== ENTRIES ==
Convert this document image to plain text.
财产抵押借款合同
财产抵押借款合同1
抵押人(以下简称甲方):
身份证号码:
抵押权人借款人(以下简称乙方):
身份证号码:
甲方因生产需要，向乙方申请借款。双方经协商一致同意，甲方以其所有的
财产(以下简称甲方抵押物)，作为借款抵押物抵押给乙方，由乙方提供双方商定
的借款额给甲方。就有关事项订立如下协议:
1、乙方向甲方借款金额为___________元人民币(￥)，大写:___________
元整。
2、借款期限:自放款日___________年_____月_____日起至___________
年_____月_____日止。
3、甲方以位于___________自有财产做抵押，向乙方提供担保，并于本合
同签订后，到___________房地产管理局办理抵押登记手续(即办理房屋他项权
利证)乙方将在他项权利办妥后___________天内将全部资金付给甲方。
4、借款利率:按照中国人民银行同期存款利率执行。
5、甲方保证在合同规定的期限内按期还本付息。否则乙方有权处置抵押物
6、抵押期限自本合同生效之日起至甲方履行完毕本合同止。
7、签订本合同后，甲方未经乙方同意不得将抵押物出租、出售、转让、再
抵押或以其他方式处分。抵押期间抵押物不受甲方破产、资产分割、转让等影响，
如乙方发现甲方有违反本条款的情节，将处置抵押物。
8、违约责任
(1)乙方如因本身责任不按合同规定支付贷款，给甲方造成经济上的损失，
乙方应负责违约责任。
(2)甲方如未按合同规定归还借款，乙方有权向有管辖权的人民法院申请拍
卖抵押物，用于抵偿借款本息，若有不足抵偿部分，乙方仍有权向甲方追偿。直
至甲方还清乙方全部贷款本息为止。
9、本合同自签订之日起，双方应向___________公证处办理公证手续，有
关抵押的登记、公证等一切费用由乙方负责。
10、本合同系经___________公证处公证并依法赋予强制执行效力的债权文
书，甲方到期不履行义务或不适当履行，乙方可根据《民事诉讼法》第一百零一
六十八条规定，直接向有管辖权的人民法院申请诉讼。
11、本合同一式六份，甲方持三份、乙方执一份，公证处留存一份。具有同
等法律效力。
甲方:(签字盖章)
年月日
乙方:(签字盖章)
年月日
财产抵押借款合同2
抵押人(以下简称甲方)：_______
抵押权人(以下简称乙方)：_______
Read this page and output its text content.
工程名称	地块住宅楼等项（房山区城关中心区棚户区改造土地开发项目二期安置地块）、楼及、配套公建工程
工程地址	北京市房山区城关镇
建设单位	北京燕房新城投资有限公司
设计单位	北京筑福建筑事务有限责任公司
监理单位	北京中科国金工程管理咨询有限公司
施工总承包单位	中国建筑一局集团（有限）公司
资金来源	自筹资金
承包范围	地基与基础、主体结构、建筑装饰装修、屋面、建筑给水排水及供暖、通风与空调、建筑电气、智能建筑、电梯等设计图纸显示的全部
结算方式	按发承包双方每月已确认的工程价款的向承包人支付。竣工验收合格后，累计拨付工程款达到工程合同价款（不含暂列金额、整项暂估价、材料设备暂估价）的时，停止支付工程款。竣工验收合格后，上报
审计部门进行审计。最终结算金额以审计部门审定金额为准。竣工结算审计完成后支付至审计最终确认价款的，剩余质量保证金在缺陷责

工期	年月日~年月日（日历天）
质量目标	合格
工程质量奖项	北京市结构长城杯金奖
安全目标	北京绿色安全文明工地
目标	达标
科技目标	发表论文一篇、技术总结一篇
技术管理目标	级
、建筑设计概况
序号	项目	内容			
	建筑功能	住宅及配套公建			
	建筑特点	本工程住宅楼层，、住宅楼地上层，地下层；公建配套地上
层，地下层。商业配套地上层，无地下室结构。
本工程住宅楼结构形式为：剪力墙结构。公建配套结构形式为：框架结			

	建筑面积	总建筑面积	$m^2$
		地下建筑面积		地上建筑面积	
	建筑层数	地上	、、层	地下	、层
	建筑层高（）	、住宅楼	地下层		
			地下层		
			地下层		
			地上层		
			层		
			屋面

== WHAT THE EXERCISE ASKS ==
Tally the lines of the records holding the word "this", then give only the resulting number.

== OUTPUT OF THE TASK ==
2